- Directions for this task -
Transcribe the entries below exactly; leave every image out.

- Records shown -
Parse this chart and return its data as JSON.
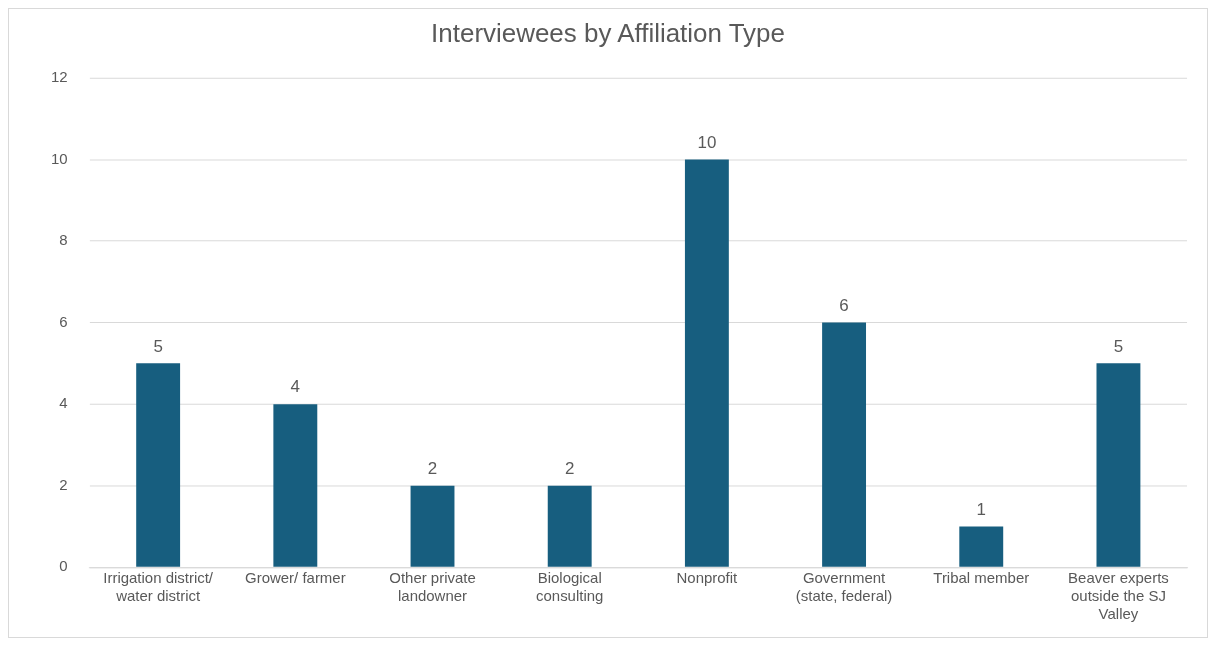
{
  "chart_data": {
    "type": "bar",
    "title": "Interviewees by Affiliation Type",
    "categories": [
      "Irrigation district/ water district",
      "Grower/ farmer",
      "Other private landowner",
      "Biological consulting",
      "Nonprofit",
      "Government (state, federal)",
      "Tribal member",
      "Beaver experts outside the SJ Valley"
    ],
    "values": [
      5,
      4,
      2,
      2,
      10,
      6,
      1,
      5
    ],
    "color": "#175e7f",
    "ylim": [
      0,
      12
    ],
    "yticks": [
      0,
      2,
      4,
      6,
      8,
      10,
      12
    ],
    "grid": "y",
    "data_labels": true,
    "legend": false
  }
}
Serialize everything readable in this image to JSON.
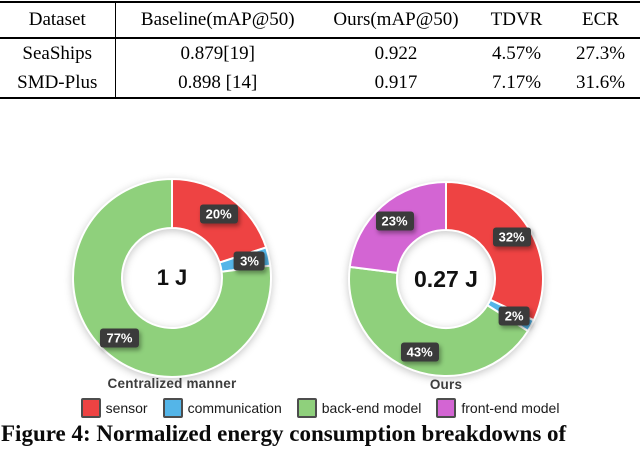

- Finished answer -
Parse this chart and return its data as JSON.
{
  "chart_data": {
    "type": "bar",
    "title": "Interviewees by Affiliation Type",
    "categories": [
      "Irrigation district/ water district",
      "Grower/ farmer",
      "Other private landowner",
      "Biological consulting",
      "Nonprofit",
      "Government (state, federal)",
      "Tribal member",
      "Beaver experts outside the SJ Valley"
    ],
    "values": [
      5,
      4,
      2,
      2,
      10,
      6,
      1,
      5
    ],
    "color": "#175e7f",
    "ylim": [
      0,
      12
    ],
    "yticks": [
      0,
      2,
      4,
      6,
      8,
      10,
      12
    ],
    "grid": "y",
    "data_labels": true,
    "legend": false
  }
}
Serialize everything readable in this image to JSON.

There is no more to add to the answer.